# [Goal of the exercise]
Look through the data below and return each line where "ſtellas" appears.

# [Data to use]
____________________

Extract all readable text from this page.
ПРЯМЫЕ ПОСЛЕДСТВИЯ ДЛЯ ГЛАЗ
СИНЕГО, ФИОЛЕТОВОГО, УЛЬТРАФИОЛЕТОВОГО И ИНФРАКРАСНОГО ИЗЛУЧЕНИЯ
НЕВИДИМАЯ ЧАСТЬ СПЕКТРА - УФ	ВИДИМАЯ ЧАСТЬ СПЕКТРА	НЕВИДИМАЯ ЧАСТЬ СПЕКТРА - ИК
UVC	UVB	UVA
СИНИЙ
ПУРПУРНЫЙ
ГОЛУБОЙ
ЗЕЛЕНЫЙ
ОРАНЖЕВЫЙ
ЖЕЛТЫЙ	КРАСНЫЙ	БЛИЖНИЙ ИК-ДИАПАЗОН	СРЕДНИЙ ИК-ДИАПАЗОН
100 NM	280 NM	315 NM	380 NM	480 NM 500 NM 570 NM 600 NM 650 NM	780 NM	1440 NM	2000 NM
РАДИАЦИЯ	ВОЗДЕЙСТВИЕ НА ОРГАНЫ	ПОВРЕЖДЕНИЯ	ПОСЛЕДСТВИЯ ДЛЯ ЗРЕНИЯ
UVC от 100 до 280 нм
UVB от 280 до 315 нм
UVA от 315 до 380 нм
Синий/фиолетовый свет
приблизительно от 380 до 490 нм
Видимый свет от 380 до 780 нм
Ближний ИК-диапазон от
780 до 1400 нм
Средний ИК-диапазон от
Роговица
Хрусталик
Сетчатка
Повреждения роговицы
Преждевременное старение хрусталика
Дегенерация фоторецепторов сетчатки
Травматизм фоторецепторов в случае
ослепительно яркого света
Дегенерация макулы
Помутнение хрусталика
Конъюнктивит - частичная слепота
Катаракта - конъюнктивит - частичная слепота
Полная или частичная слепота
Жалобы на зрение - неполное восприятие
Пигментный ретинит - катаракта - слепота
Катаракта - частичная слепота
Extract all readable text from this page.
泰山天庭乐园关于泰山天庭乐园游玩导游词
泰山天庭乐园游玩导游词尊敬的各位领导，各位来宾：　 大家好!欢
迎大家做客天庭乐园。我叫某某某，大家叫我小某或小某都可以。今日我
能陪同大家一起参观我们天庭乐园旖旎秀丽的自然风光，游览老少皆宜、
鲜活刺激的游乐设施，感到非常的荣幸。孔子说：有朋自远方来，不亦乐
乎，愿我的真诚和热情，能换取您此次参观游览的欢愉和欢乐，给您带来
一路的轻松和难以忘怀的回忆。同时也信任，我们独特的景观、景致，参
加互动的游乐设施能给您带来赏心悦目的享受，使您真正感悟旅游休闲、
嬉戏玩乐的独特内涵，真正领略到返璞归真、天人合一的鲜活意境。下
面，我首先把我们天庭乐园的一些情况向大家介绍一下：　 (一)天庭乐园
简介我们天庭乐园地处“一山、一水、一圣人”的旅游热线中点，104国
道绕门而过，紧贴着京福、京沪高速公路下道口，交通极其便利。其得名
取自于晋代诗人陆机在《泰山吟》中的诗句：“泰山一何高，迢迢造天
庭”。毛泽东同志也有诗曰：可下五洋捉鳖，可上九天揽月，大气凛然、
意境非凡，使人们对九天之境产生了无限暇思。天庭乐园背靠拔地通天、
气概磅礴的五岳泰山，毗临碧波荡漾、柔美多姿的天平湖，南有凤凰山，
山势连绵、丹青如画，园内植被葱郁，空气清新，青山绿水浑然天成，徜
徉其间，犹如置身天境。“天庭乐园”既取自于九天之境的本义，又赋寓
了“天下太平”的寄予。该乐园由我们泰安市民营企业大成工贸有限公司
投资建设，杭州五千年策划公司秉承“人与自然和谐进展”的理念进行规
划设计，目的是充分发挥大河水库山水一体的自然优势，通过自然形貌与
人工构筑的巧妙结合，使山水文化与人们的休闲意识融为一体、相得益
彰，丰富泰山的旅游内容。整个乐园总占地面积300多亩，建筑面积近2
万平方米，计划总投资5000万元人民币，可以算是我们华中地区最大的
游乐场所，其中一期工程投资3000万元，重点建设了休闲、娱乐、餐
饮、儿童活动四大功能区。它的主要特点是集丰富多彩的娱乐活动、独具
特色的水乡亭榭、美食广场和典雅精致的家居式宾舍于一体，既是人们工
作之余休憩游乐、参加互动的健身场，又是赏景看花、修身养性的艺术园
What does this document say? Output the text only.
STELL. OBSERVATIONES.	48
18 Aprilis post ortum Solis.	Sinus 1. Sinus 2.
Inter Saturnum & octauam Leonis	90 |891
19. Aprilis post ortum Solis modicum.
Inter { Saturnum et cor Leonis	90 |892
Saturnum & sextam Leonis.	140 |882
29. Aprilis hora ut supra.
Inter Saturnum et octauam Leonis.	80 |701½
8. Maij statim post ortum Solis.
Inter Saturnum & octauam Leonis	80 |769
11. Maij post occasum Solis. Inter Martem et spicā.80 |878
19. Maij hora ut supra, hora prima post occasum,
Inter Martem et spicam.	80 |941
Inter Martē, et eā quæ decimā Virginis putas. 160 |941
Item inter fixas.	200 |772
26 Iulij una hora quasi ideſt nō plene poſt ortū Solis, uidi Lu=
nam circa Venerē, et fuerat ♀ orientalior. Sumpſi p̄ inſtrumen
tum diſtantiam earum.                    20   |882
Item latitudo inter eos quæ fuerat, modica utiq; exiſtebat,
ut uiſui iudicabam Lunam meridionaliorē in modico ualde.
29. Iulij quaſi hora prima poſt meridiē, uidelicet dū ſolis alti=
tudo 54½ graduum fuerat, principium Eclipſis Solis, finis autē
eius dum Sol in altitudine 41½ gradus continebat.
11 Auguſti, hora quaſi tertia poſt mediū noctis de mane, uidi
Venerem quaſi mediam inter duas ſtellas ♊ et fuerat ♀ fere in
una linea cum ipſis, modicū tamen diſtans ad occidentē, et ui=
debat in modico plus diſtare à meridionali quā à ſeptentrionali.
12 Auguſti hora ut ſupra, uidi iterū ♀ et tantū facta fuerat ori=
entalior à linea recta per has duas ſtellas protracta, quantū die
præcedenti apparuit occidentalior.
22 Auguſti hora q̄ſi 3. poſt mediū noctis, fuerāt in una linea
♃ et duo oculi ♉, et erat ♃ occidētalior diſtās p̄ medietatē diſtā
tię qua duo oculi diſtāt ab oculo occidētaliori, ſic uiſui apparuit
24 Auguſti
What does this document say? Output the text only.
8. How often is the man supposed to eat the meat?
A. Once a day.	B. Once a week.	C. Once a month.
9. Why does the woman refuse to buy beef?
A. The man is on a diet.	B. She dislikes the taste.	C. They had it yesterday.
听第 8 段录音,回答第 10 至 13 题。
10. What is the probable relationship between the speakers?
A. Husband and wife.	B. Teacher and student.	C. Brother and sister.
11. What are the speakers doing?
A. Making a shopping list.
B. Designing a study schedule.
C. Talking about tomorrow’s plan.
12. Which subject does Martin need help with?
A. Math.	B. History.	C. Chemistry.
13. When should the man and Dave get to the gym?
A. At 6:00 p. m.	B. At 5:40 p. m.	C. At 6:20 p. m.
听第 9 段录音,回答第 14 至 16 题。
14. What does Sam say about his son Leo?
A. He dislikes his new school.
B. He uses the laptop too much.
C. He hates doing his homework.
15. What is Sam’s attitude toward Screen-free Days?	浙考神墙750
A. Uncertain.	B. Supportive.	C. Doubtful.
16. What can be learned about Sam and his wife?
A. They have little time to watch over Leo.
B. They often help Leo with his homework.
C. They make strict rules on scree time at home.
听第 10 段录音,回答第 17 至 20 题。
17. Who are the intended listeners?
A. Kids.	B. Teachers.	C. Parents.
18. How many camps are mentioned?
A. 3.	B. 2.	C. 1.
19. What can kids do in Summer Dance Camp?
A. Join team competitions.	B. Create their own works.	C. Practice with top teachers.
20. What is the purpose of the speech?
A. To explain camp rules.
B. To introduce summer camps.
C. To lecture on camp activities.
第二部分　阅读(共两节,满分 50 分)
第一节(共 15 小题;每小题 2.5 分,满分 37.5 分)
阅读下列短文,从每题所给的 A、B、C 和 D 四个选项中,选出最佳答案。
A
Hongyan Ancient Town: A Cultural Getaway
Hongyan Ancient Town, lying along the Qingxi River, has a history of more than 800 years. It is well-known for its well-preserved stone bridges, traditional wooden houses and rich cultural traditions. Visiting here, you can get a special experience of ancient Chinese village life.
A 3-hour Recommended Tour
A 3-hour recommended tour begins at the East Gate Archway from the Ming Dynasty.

____________________

# [Right answer]
Venerem quaſi mediam inter duas ſtellas ♊ et fuerat ♀ fere in
entalior à linea recta per has duas ſtellas protracta, quantū die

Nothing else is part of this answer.